● **Data items**:
****************************************
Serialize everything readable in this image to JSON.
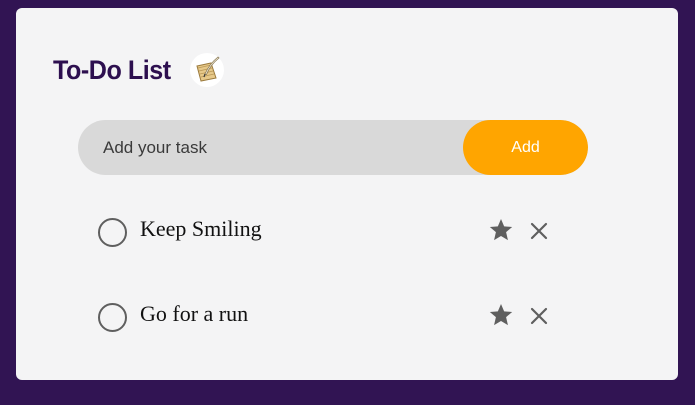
{
  "app": {
    "title": "To-Do List",
    "title_icon": "notepad-quill-icon"
  },
  "input": {
    "placeholder": "Add your task",
    "value": ""
  },
  "add_button": {
    "label": "Add"
  },
  "tasks": [
    {
      "text": "Keep Smiling",
      "completed": false,
      "starred": false,
      "icons": [
        "circle-checkbox-icon",
        "star-icon",
        "close-icon"
      ]
    },
    {
      "text": "Go for a run",
      "completed": false,
      "starred": false,
      "icons": [
        "circle-checkbox-icon",
        "star-icon",
        "close-icon"
      ]
    }
  ],
  "colors": {
    "page_background": "#311453",
    "card_background": "#f4f4f5",
    "title": "#2d0f4f",
    "input_background": "#d9d9d9",
    "accent_button": "#ffa500",
    "icon_gray": "#5f5f5f"
  }
}
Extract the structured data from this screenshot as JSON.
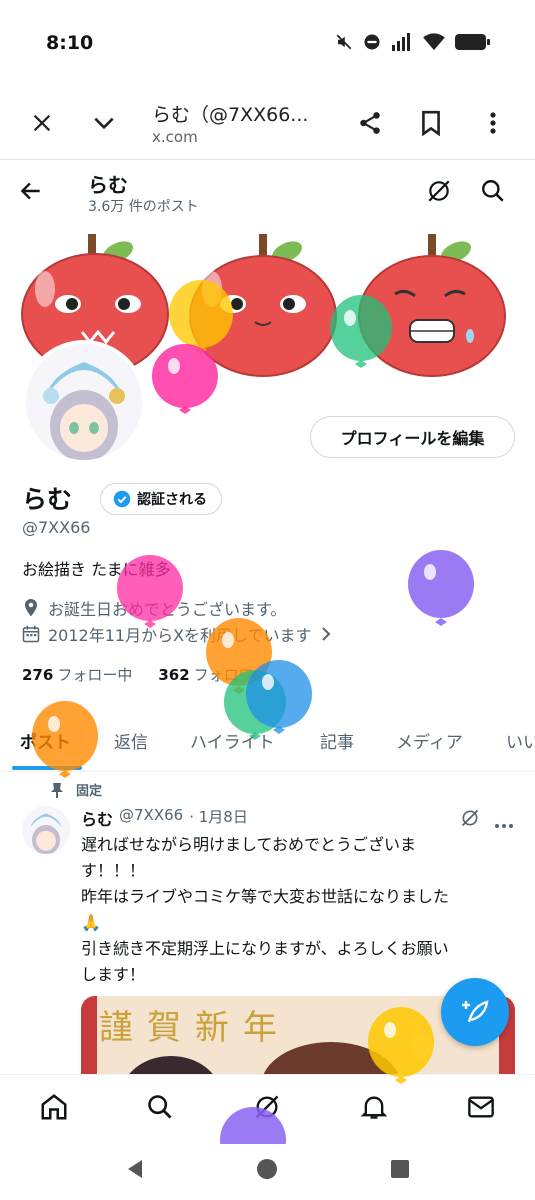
{
  "status": {
    "time": "8:10"
  },
  "browser": {
    "title": "らむ（@7XX66...",
    "url": "x.com"
  },
  "header": {
    "name": "らむ",
    "post_count": "3.6万 件のポスト"
  },
  "profile": {
    "edit_label": "プロフィールを編集",
    "name": "らむ",
    "verify_label": "認証される",
    "handle": "@7XX66",
    "bio": "お絵描き たまに雑多",
    "birthday": "お誕生日おめでとうございます。",
    "joined": "2012年11月からXを利用しています",
    "following_count": "276",
    "following_label": "フォロー中",
    "followers_count": "362",
    "followers_label": "フォロワー"
  },
  "tabs": [
    "ポスト",
    "返信",
    "ハイライト",
    "記事",
    "メディア",
    "いいね"
  ],
  "post": {
    "pinned_label": "固定",
    "name": "らむ",
    "handle": "@7XX66",
    "date": "· 1月8日",
    "text": "遅ればせながら明けましておめでとうございま\nす！！！\n昨年はライブやコミケ等で大変お世話になりました\n🙏\n引き続き不定期浮上になりますが、よろしくお願い\nします！",
    "image_text": "謹賀新年"
  },
  "icons": {
    "close": "close-icon",
    "chevron": "chevron-down-icon",
    "share": "share-icon",
    "bookmark": "bookmark-icon",
    "more": "more-vert-icon",
    "back": "back-arrow-icon",
    "grok": "grok-icon",
    "search": "search-icon",
    "location": "location-icon",
    "calendar": "calendar-icon",
    "pin": "pin-icon",
    "home": "home-icon",
    "bell": "bell-icon",
    "mail": "mail-icon",
    "compose": "compose-icon"
  },
  "colors": {
    "accent": "#1d9bf0",
    "text": "#0f1419",
    "secondary": "#536471"
  }
}
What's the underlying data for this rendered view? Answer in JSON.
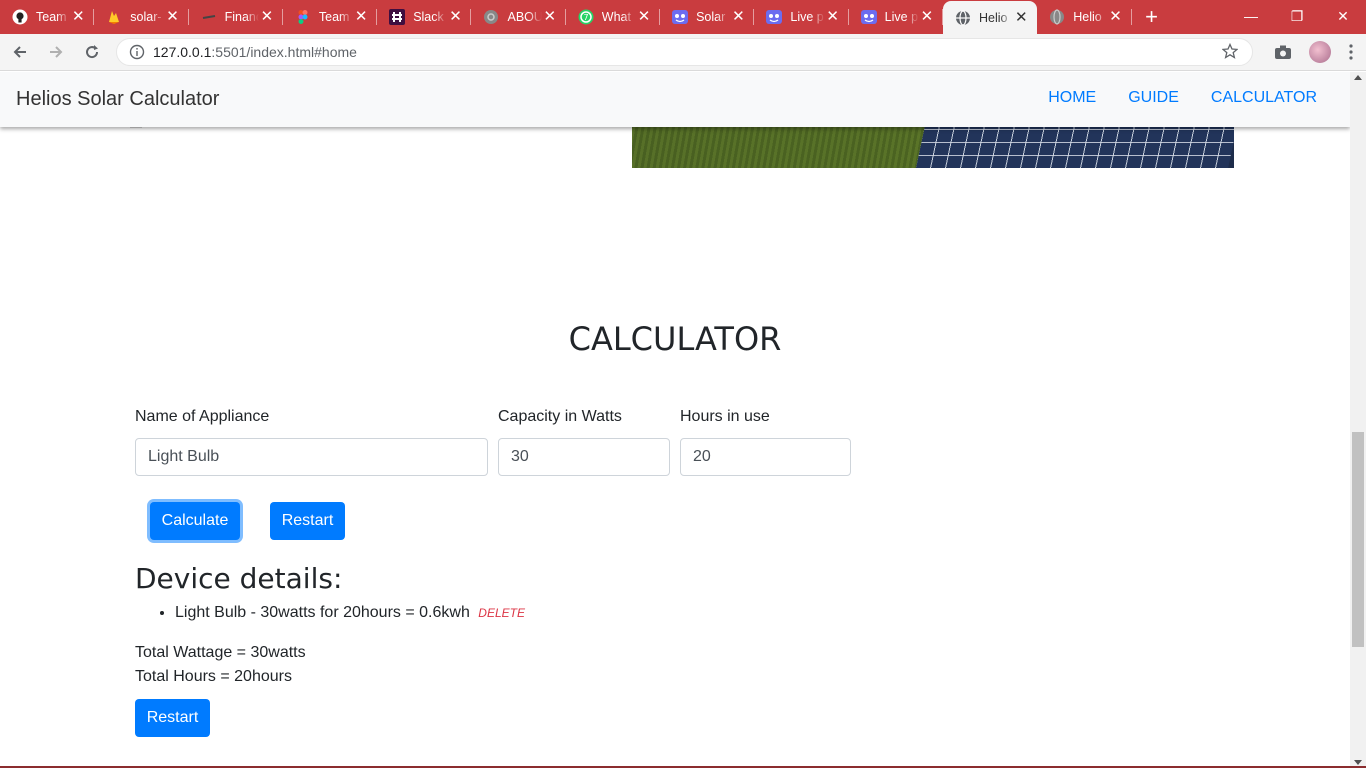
{
  "browser": {
    "tabs": [
      {
        "title": "Team",
        "icon": "github-icon"
      },
      {
        "title": "solar-",
        "icon": "firebase-icon"
      },
      {
        "title": "Financ",
        "icon": "finance-icon"
      },
      {
        "title": "Team",
        "icon": "figma-icon"
      },
      {
        "title": "Slack",
        "icon": "slack-icon"
      },
      {
        "title": "ABOU",
        "icon": "globe-icon"
      },
      {
        "title": "What",
        "icon": "whatsapp-icon"
      },
      {
        "title": "Solar",
        "icon": "mask-icon"
      },
      {
        "title": "Live p",
        "icon": "mask-icon"
      },
      {
        "title": "Live p",
        "icon": "mask-icon"
      },
      {
        "title": "Helio",
        "icon": "globe-icon",
        "active": true
      },
      {
        "title": "Helio",
        "icon": "globe-icon"
      }
    ],
    "url_host": "127.0.0.1",
    "url_rest": ":5501/index.html#home",
    "accent": "#c93c3f"
  },
  "navbar": {
    "brand": "Helios Solar Calculator",
    "links": [
      "HOME",
      "GUIDE",
      "CALCULATOR"
    ]
  },
  "calculator": {
    "title": "CALCULATOR",
    "fields": [
      {
        "label": "Name of Appliance",
        "value": "Light Bulb"
      },
      {
        "label": "Capacity in Watts",
        "value": "30"
      },
      {
        "label": "Hours in use",
        "value": "20"
      }
    ],
    "calculate_label": "Calculate",
    "restart_label": "Restart"
  },
  "device_details": {
    "title": "Device details:",
    "items": [
      {
        "text": "Light Bulb - 30watts for 20hours = 0.6kwh",
        "delete_label": "DELETE"
      }
    ],
    "total_wattage": "Total Wattage = 30watts",
    "total_hours": "Total Hours = 20hours",
    "restart_label": "Restart"
  },
  "colors": {
    "primary": "#007bff",
    "danger": "#dc3545"
  }
}
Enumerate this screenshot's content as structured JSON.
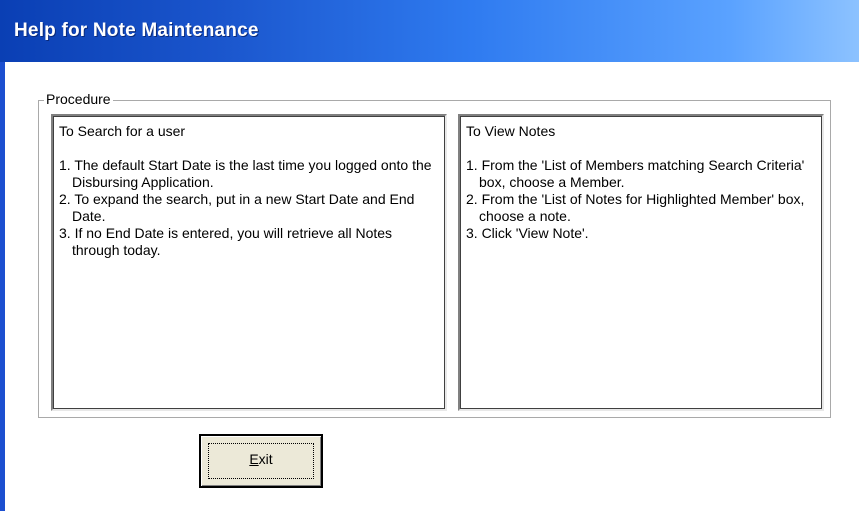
{
  "window": {
    "title": "Help for Note Maintenance"
  },
  "procedure": {
    "label": "Procedure",
    "search_panel": {
      "heading": "To Search for a user",
      "items": [
        "1. The default Start Date is the last time you logged onto the Disbursing Application.",
        "2. To expand the search, put in a new Start Date and End Date.",
        "3. If no End Date is entered, you will retrieve all Notes through today."
      ]
    },
    "view_panel": {
      "heading": "To View Notes",
      "items": [
        "1. From the 'List of Members matching Search Criteria' box, choose a Member.",
        "2. From the 'List of Notes for Highlighted Member' box, choose a note.",
        "3. Click 'View Note'."
      ]
    }
  },
  "exit_button": {
    "mnemonic": "E",
    "rest": "xit"
  },
  "colors": {
    "titlebar_start": "#0a3fb4",
    "titlebar_end": "#8cc2ff",
    "button_face": "#ece9d8"
  }
}
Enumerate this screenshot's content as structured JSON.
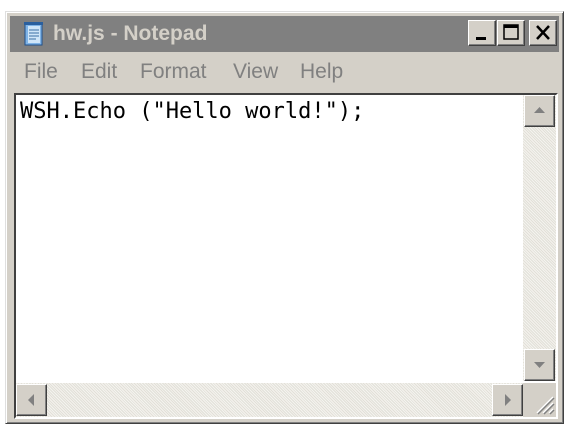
{
  "window": {
    "title": "hw.js - Notepad",
    "controls": {
      "minimize_icon": "minimize-icon",
      "maximize_icon": "maximize-icon",
      "close_icon": "close-icon"
    }
  },
  "menu": {
    "items": [
      "File",
      "Edit",
      "Format",
      "View",
      "Help"
    ]
  },
  "editor": {
    "content": "WSH.Echo (\"Hello world!\");"
  },
  "scrollbars": {
    "vertical": {
      "up_icon": "arrow-up-icon",
      "down_icon": "arrow-down-icon"
    },
    "horizontal": {
      "left_icon": "arrow-left-icon",
      "right_icon": "arrow-right-icon"
    }
  },
  "colors": {
    "titlebar_inactive": "#808080",
    "title_text": "#d4d0c8",
    "window_face": "#d4d0c8",
    "menu_text": "#808080",
    "editor_bg": "#ffffff"
  }
}
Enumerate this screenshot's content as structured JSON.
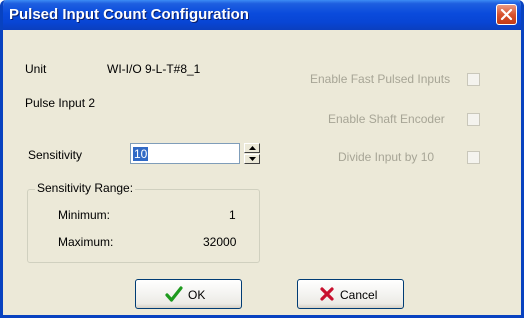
{
  "window": {
    "title": "Pulsed Input Count Configuration"
  },
  "unit": {
    "label": "Unit",
    "value": "WI-I/O 9-L-T#8_1"
  },
  "pulse_input": "Pulse Input 2",
  "sensitivity": {
    "label": "Sensitivity",
    "value": "10"
  },
  "range": {
    "title": "Sensitivity Range:",
    "min_label": "Minimum:",
    "min_value": "1",
    "max_label": "Maximum:",
    "max_value": "32000"
  },
  "options": {
    "fast_pulsed": "Enable Fast Pulsed Inputs",
    "shaft_encoder": "Enable Shaft Encoder",
    "divide": "Divide Input by 10"
  },
  "buttons": {
    "ok": "OK",
    "cancel": "Cancel"
  },
  "colors": {
    "titlebar": "#0A4BDC",
    "face": "#ECE9D8",
    "selection": "#316AC5",
    "ok_check": "#1E9A1E",
    "cancel_x": "#C8102E"
  }
}
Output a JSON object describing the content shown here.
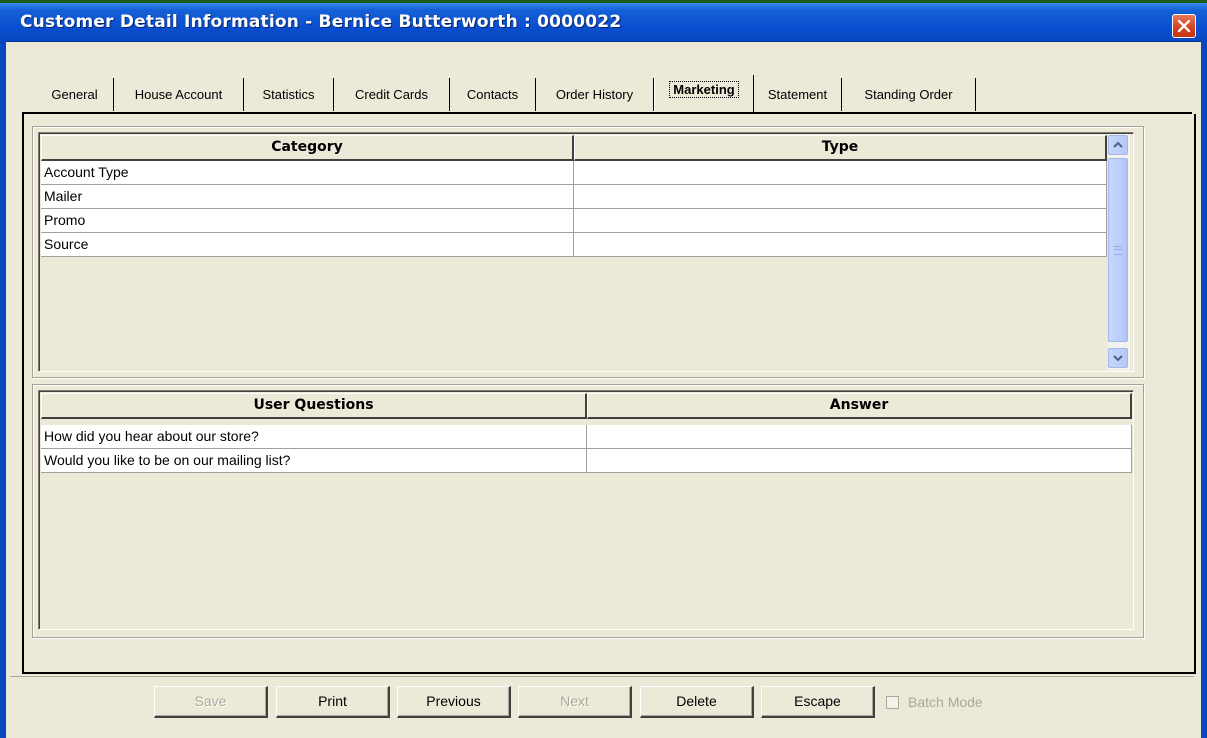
****************************************
● **YOUR INSTRUCTIONS**: Gather every line from the listing above in which "Enable" appears, and copy those lines.

● **SOLUTION**:
    "fast_pulsed": "Enable Fast Pulsed Inputs",
    "shaft_encoder": "Enable Shaft Encoder",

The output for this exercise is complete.